◆ What is being asked
Count the lines below that contain the word "highlight", and report only that number.

┄┄┄┄┄┄┄┄┄┄

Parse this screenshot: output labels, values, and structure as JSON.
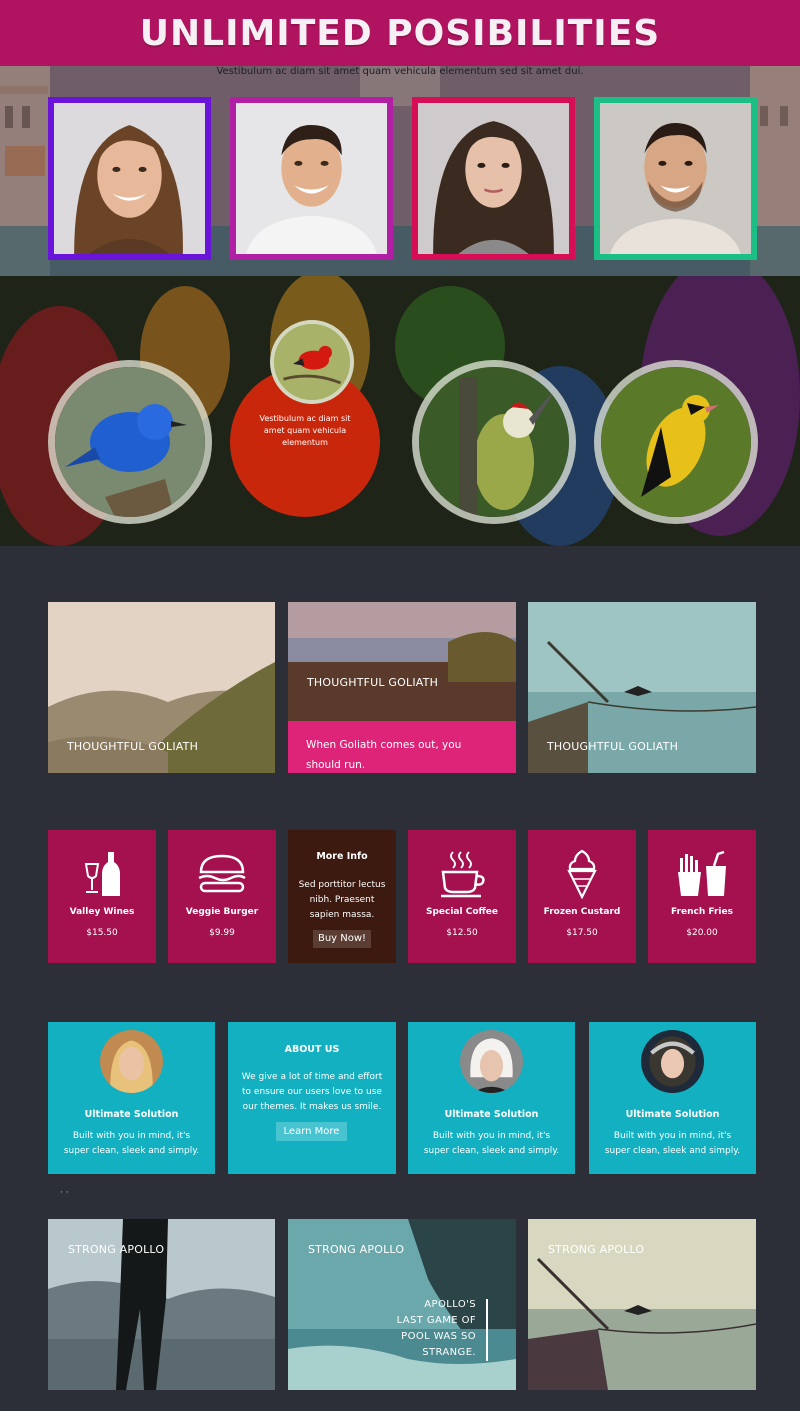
{
  "header": {
    "title": "UNLIMITED POSIBILITIES"
  },
  "team": {
    "subtitle": "Vestibulum ac diam sit amet quam vehicula elementum sed sit amet dui.",
    "members": [
      {
        "name": "woman-1",
        "border": "#6a14d9"
      },
      {
        "name": "man-1",
        "border": "#b11fa4"
      },
      {
        "name": "woman-2",
        "border": "#d60e56"
      },
      {
        "name": "man-2",
        "border": "#1bbf86"
      }
    ]
  },
  "birds": {
    "caption": "Vestibulum ac diam sit amet quam vehicula elementum"
  },
  "gallery": {
    "tiles": [
      {
        "caption": "THOUGHTFUL GOLIATH"
      },
      {
        "caption": "THOUGHTFUL GOLIATH",
        "overlay": "When Goliath comes out, you should run."
      },
      {
        "caption": "THOUGHTFUL GOLIATH"
      }
    ]
  },
  "menu": {
    "items": [
      {
        "name": "Valley Wines",
        "price": "$15.50",
        "icon": "wine-icon"
      },
      {
        "name": "Veggie Burger",
        "price": "$9.99",
        "icon": "burger-icon"
      },
      {
        "name": "Special Coffee",
        "price": "$12.50",
        "icon": "coffee-icon"
      },
      {
        "name": "Frozen Custard",
        "price": "$17.50",
        "icon": "ice-cream-icon"
      },
      {
        "name": "French Fries",
        "price": "$20.00",
        "icon": "fries-icon"
      }
    ],
    "more_info": {
      "title": "More Info",
      "text": "Sed porttitor lectus nibh. Praesent sapien massa.",
      "button": "Buy Now!"
    }
  },
  "features": {
    "cards": [
      {
        "title": "Ultimate Solution",
        "text": "Built with you in mind, it's super clean, sleek and simply."
      },
      {
        "title": "Ultimate Solution",
        "text": "Built with you in mind, it's super clean, sleek and simply."
      },
      {
        "title": "Ultimate Solution",
        "text": "Built with you in mind, it's super clean, sleek and simply."
      }
    ],
    "about": {
      "title": "ABOUT US",
      "text": "We give a lot of time and effort to ensure our users love to use our themes. It makes us smile.",
      "button": "Learn More"
    }
  },
  "apollo": {
    "tiles": [
      {
        "caption": "STRONG APOLLO"
      },
      {
        "caption": "STRONG APOLLO",
        "quote": "APOLLO'S LAST GAME OF POOL WAS SO STRANGE."
      },
      {
        "caption": "STRONG APOLLO"
      }
    ]
  },
  "colors": {
    "header": "#b0135f",
    "menu_tile": "#a5104f",
    "feature_tile": "#12b0c0",
    "page_bg": "#2d2f38"
  }
}
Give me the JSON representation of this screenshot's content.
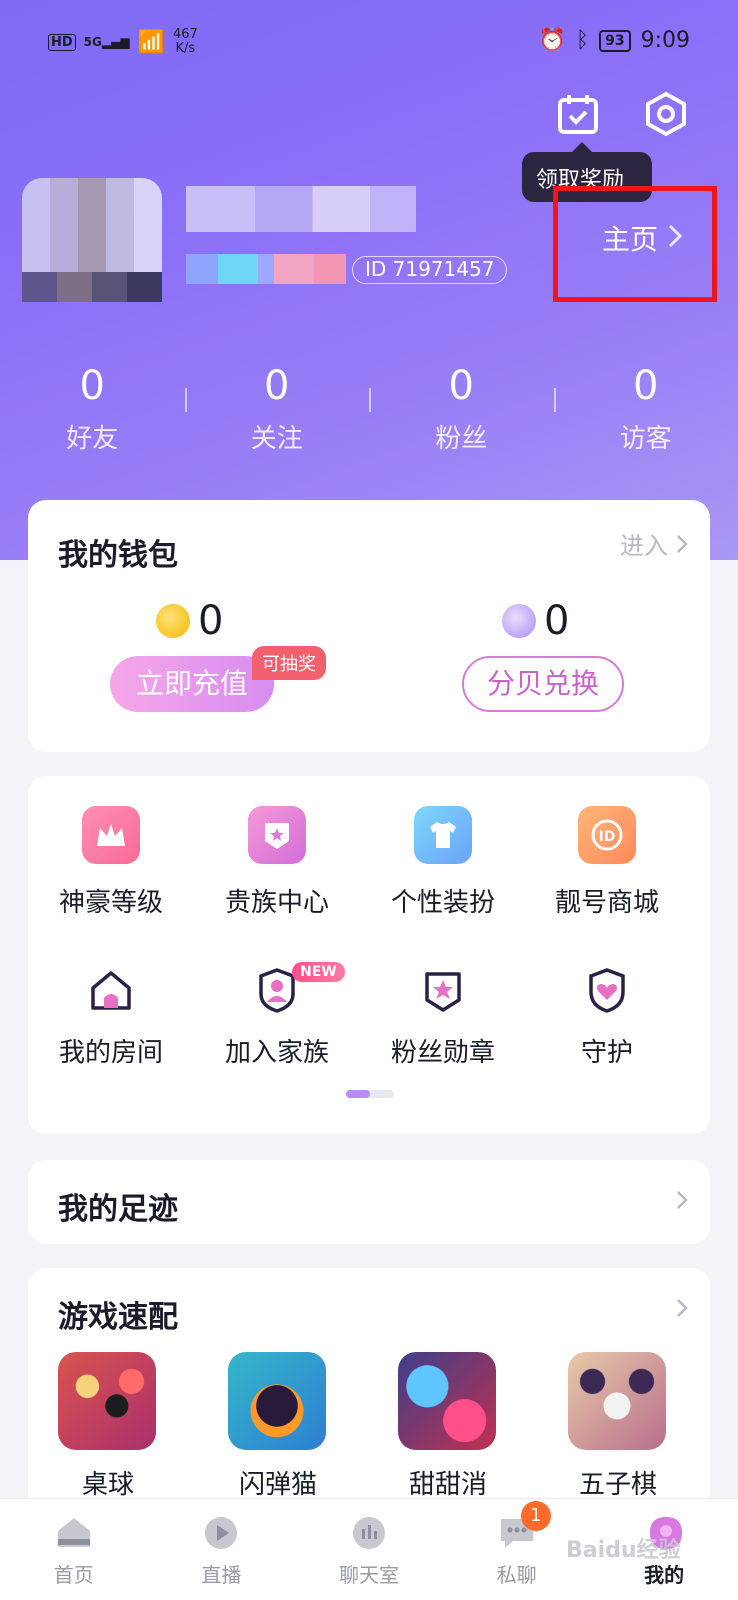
{
  "status_bar": {
    "network_speed": "467",
    "speed_unit": "K/s",
    "battery": "93",
    "time": "9:09"
  },
  "header": {
    "tooltip": "领取奖励",
    "id_text": "ID 71971457",
    "home_link": "主页",
    "icons": [
      "calendar-check-icon",
      "settings-hexagon-icon"
    ]
  },
  "stats": [
    {
      "value": "0",
      "label": "好友"
    },
    {
      "value": "0",
      "label": "关注"
    },
    {
      "value": "0",
      "label": "粉丝"
    },
    {
      "value": "0",
      "label": "访客"
    }
  ],
  "wallet": {
    "title": "我的钱包",
    "enter": "进入",
    "coins": "0",
    "shells": "0",
    "recharge_btn": "立即充值",
    "lottery_badge": "可抽奖",
    "exchange_btn": "分贝兑换"
  },
  "features": {
    "row1": [
      {
        "label": "神豪等级",
        "icon": "crown-icon"
      },
      {
        "label": "贵族中心",
        "icon": "badge-star-icon"
      },
      {
        "label": "个性装扮",
        "icon": "tshirt-icon"
      },
      {
        "label": "靓号商城",
        "icon": "id-icon"
      }
    ],
    "row2": [
      {
        "label": "我的房间",
        "icon": "house-icon"
      },
      {
        "label": "加入家族",
        "icon": "family-icon"
      },
      {
        "label": "粉丝勋章",
        "icon": "star-medal-icon"
      },
      {
        "label": "守护",
        "icon": "heart-shield-icon"
      }
    ],
    "new_badge": "NEW"
  },
  "footprint": {
    "title": "我的足迹"
  },
  "games": {
    "title": "游戏速配",
    "items": [
      "桌球",
      "闪弹猫",
      "甜甜消",
      "五子棋"
    ]
  },
  "tabbar": {
    "items": [
      "首页",
      "直播",
      "聊天室",
      "私聊",
      "我的"
    ],
    "badge": "1",
    "active_index": 4
  },
  "watermark": "Baidu经验",
  "colors": {
    "accent": "#8b6ff7",
    "highlight": "#f2141b",
    "badge": "#ff6a2a"
  }
}
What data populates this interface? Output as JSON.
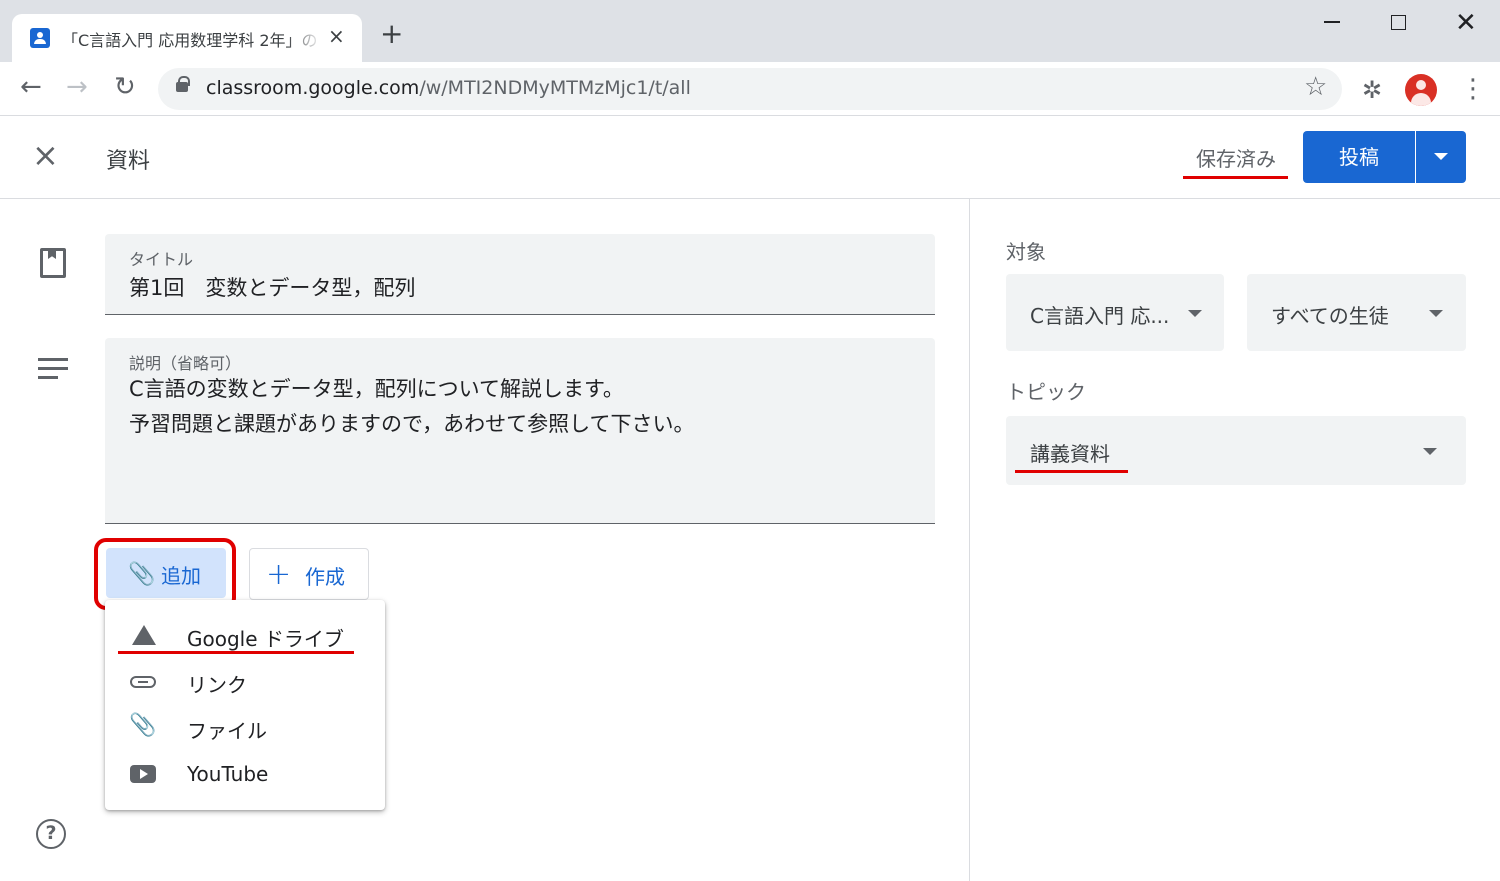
{
  "browser": {
    "tab_title": "「C言語入門 応用数理学科 2年」の",
    "tab_close": "×",
    "new_tab": "+",
    "url_prefix": "classroom.google.com",
    "url_path": "/w/MTI2NDMyMTMzMjc1/t/all"
  },
  "header": {
    "close_glyph": "×",
    "title": "資料",
    "saved_label": "保存済み",
    "post_label": "投稿"
  },
  "form": {
    "title_label": "タイトル",
    "title_value": "第1回　変数とデータ型，配列",
    "desc_label": "説明（省略可）",
    "desc_lines": [
      "C言語の変数とデータ型，配列について解説します。",
      "予習問題と課題がありますので，あわせて参照して下さい。"
    ],
    "add_label": "追加",
    "create_label": "作成"
  },
  "add_menu": {
    "items": [
      {
        "label": "Google ドライブ",
        "icon": "drive-icon"
      },
      {
        "label": "リンク",
        "icon": "link-icon"
      },
      {
        "label": "ファイル",
        "icon": "paperclip-icon"
      },
      {
        "label": "YouTube",
        "icon": "youtube-icon"
      }
    ]
  },
  "right_panel": {
    "target_label": "対象",
    "class_value": "C言語入門 応...",
    "students_value": "すべての生徒",
    "topic_label": "トピック",
    "topic_value": "講義資料"
  },
  "colors": {
    "accent": "#1967d2",
    "highlight": "#e00000"
  }
}
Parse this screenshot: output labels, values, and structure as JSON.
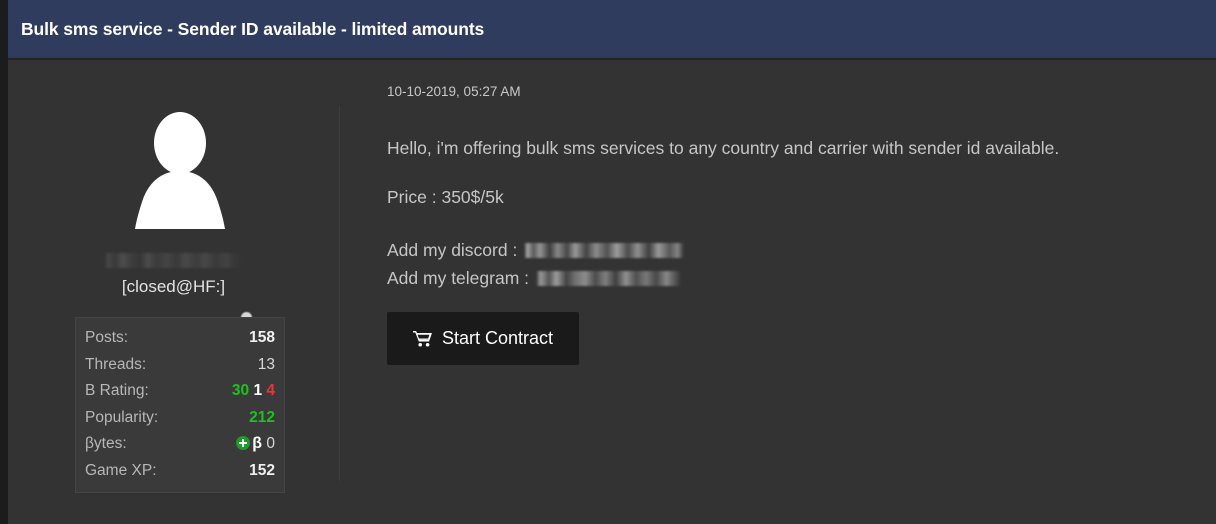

┄┄┄┄┄┄┄┄┄┄

◆ Exercise response
2